## EXTRACTED INFORMATION

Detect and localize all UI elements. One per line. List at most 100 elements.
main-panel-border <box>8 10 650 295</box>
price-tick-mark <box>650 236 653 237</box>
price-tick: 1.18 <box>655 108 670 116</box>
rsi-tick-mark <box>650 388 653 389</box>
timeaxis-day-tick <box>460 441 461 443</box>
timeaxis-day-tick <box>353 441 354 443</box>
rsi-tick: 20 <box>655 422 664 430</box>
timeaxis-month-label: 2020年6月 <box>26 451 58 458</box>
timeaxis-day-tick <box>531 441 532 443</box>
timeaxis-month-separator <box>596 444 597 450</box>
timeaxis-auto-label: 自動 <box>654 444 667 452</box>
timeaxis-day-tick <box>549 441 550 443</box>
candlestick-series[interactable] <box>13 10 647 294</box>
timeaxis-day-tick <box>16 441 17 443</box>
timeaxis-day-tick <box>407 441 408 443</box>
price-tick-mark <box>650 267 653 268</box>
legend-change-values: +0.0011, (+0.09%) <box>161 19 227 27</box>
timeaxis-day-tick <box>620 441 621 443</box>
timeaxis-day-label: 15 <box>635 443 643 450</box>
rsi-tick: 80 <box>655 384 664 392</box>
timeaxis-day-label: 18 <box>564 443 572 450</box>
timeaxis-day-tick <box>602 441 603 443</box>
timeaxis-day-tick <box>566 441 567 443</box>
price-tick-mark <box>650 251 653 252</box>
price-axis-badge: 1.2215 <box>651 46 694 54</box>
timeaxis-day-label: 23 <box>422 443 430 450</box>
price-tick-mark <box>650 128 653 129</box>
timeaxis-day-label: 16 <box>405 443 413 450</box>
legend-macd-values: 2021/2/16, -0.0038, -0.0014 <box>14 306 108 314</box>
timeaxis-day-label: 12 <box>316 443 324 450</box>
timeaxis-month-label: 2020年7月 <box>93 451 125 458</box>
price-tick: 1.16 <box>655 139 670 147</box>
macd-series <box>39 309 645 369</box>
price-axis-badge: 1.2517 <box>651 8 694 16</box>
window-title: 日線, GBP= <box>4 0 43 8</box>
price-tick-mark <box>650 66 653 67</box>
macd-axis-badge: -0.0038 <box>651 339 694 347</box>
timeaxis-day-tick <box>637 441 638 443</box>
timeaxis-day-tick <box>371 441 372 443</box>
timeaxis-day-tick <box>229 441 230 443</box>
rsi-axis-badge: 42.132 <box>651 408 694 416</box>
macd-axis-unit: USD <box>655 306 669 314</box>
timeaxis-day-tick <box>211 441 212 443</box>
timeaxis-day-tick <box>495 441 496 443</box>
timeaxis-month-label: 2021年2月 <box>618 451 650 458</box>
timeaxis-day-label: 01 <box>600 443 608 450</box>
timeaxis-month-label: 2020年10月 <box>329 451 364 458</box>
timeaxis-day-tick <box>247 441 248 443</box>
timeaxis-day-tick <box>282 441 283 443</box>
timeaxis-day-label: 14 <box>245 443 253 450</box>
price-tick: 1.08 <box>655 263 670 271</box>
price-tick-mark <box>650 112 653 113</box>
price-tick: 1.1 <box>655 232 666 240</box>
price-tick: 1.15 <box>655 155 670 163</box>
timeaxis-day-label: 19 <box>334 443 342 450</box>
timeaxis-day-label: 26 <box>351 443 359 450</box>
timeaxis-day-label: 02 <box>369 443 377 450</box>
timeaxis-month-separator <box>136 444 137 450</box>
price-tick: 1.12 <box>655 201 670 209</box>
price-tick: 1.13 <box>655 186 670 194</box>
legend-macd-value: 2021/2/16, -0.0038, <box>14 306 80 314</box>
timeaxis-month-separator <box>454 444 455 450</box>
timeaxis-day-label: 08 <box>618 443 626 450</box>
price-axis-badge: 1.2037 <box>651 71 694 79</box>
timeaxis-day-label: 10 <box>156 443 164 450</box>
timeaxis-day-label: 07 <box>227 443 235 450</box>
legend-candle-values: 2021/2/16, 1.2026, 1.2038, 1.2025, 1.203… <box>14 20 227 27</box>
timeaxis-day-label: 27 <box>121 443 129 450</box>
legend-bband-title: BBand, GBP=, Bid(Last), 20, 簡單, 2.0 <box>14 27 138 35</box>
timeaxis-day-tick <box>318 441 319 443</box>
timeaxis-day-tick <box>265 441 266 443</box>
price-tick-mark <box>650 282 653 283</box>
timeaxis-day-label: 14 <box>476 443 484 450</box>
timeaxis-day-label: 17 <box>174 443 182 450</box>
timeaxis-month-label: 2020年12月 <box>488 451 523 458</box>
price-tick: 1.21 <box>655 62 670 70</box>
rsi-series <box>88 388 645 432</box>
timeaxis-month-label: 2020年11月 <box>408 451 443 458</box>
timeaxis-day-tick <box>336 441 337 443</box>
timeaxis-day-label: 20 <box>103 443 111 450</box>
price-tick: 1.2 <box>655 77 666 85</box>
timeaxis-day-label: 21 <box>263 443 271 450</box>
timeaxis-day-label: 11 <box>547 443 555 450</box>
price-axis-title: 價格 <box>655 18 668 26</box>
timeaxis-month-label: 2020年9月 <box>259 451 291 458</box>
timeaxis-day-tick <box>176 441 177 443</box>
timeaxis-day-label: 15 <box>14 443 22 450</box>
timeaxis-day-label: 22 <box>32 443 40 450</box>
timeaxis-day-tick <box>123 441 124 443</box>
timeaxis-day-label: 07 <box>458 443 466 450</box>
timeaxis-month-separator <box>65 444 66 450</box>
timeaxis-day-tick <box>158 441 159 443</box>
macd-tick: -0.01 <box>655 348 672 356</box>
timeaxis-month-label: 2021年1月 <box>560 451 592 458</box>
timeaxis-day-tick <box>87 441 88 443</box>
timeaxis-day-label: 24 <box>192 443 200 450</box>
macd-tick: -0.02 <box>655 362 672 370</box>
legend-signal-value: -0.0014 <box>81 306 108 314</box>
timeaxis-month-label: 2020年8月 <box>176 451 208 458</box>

## YOUR GOAL
In the records above, change every "price-tick-mark" to "price-tick-line", and write the lines out again with nothing else altered.

## WRITTEN RESPONSE
Detect and localize all UI elements. One per line. List at most 100 elements.
main-panel-border <box>8 10 650 295</box>
price-tick-line <box>650 236 653 237</box>
price-tick: 1.18 <box>655 108 670 116</box>
rsi-tick-mark <box>650 388 653 389</box>
timeaxis-day-tick <box>460 441 461 443</box>
timeaxis-day-tick <box>353 441 354 443</box>
rsi-tick: 20 <box>655 422 664 430</box>
timeaxis-month-label: 2020年6月 <box>26 451 58 458</box>
timeaxis-day-tick <box>531 441 532 443</box>
timeaxis-month-separator <box>596 444 597 450</box>
timeaxis-auto-label: 自動 <box>654 444 667 452</box>
timeaxis-day-tick <box>549 441 550 443</box>
candlestick-series[interactable] <box>13 10 647 294</box>
timeaxis-day-tick <box>16 441 17 443</box>
timeaxis-day-tick <box>407 441 408 443</box>
price-tick-line <box>650 267 653 268</box>
legend-change-values: +0.0011, (+0.09%) <box>161 19 227 27</box>
timeaxis-day-tick <box>620 441 621 443</box>
timeaxis-day-label: 15 <box>635 443 643 450</box>
rsi-tick: 80 <box>655 384 664 392</box>
timeaxis-day-label: 18 <box>564 443 572 450</box>
timeaxis-day-tick <box>602 441 603 443</box>
timeaxis-day-tick <box>566 441 567 443</box>
price-tick-line <box>650 251 653 252</box>
price-axis-badge: 1.2215 <box>651 46 694 54</box>
timeaxis-day-label: 23 <box>422 443 430 450</box>
price-tick-line <box>650 128 653 129</box>
timeaxis-day-label: 16 <box>405 443 413 450</box>
legend-macd-values: 2021/2/16, -0.0038, -0.0014 <box>14 306 108 314</box>
timeaxis-day-label: 12 <box>316 443 324 450</box>
timeaxis-month-label: 2020年7月 <box>93 451 125 458</box>
price-tick: 1.16 <box>655 139 670 147</box>
macd-series <box>39 309 645 369</box>
price-axis-badge: 1.2517 <box>651 8 694 16</box>
window-title: 日線, GBP= <box>4 0 43 8</box>
price-tick-line <box>650 66 653 67</box>
macd-axis-badge: -0.0038 <box>651 339 694 347</box>
timeaxis-day-tick <box>637 441 638 443</box>
timeaxis-day-tick <box>371 441 372 443</box>
timeaxis-day-tick <box>229 441 230 443</box>
rsi-axis-badge: 42.132 <box>651 408 694 416</box>
macd-axis-unit: USD <box>655 306 669 314</box>
timeaxis-day-tick <box>211 441 212 443</box>
timeaxis-day-tick <box>495 441 496 443</box>
timeaxis-month-label: 2021年2月 <box>618 451 650 458</box>
timeaxis-day-label: 01 <box>600 443 608 450</box>
timeaxis-month-label: 2020年10月 <box>329 451 364 458</box>
timeaxis-day-tick <box>247 441 248 443</box>
timeaxis-day-tick <box>282 441 283 443</box>
timeaxis-day-label: 14 <box>245 443 253 450</box>
price-tick: 1.08 <box>655 263 670 271</box>
price-tick-line <box>650 112 653 113</box>
price-tick: 1.1 <box>655 232 666 240</box>
price-tick: 1.15 <box>655 155 670 163</box>
timeaxis-day-label: 19 <box>334 443 342 450</box>
timeaxis-day-label: 26 <box>351 443 359 450</box>
timeaxis-day-label: 02 <box>369 443 377 450</box>
timeaxis-month-separator <box>136 444 137 450</box>
price-tick: 1.12 <box>655 201 670 209</box>
price-tick: 1.13 <box>655 186 670 194</box>
legend-macd-value: 2021/2/16, -0.0038, <box>14 306 80 314</box>
timeaxis-month-separator <box>454 444 455 450</box>
timeaxis-day-label: 08 <box>618 443 626 450</box>
price-axis-badge: 1.2037 <box>651 71 694 79</box>
timeaxis-day-label: 10 <box>156 443 164 450</box>
timeaxis-day-label: 07 <box>227 443 235 450</box>
legend-candle-values: 2021/2/16, 1.2026, 1.2038, 1.2025, 1.203… <box>14 20 227 27</box>
timeaxis-day-label: 27 <box>121 443 129 450</box>
legend-bband-title: BBand, GBP=, Bid(Last), 20, 簡單, 2.0 <box>14 27 138 35</box>
timeaxis-day-tick <box>318 441 319 443</box>
timeaxis-day-tick <box>265 441 266 443</box>
price-tick-line <box>650 282 653 283</box>
timeaxis-day-label: 14 <box>476 443 484 450</box>
timeaxis-day-label: 17 <box>174 443 182 450</box>
timeaxis-month-label: 2020年12月 <box>488 451 523 458</box>
price-tick: 1.21 <box>655 62 670 70</box>
rsi-series <box>88 388 645 432</box>
timeaxis-month-label: 2020年11月 <box>408 451 443 458</box>
timeaxis-day-tick <box>336 441 337 443</box>
timeaxis-day-label: 20 <box>103 443 111 450</box>
price-tick: 1.2 <box>655 77 666 85</box>
timeaxis-day-label: 21 <box>263 443 271 450</box>
timeaxis-day-label: 11 <box>547 443 555 450</box>
price-axis-title: 價格 <box>655 18 668 26</box>
timeaxis-month-label: 2020年9月 <box>259 451 291 458</box>
timeaxis-day-tick <box>176 441 177 443</box>
timeaxis-day-label: 15 <box>14 443 22 450</box>
timeaxis-day-label: 22 <box>32 443 40 450</box>
timeaxis-day-tick <box>123 441 124 443</box>
timeaxis-day-label: 07 <box>458 443 466 450</box>
timeaxis-month-separator <box>65 444 66 450</box>
timeaxis-day-tick <box>158 441 159 443</box>
macd-tick: -0.01 <box>655 348 672 356</box>
timeaxis-month-label: 2021年1月 <box>560 451 592 458</box>
timeaxis-day-tick <box>87 441 88 443</box>
timeaxis-day-label: 24 <box>192 443 200 450</box>
macd-tick: -0.02 <box>655 362 672 370</box>
legend-signal-value: -0.0014 <box>81 306 108 314</box>
timeaxis-month-label: 2020年8月 <box>176 451 208 458</box>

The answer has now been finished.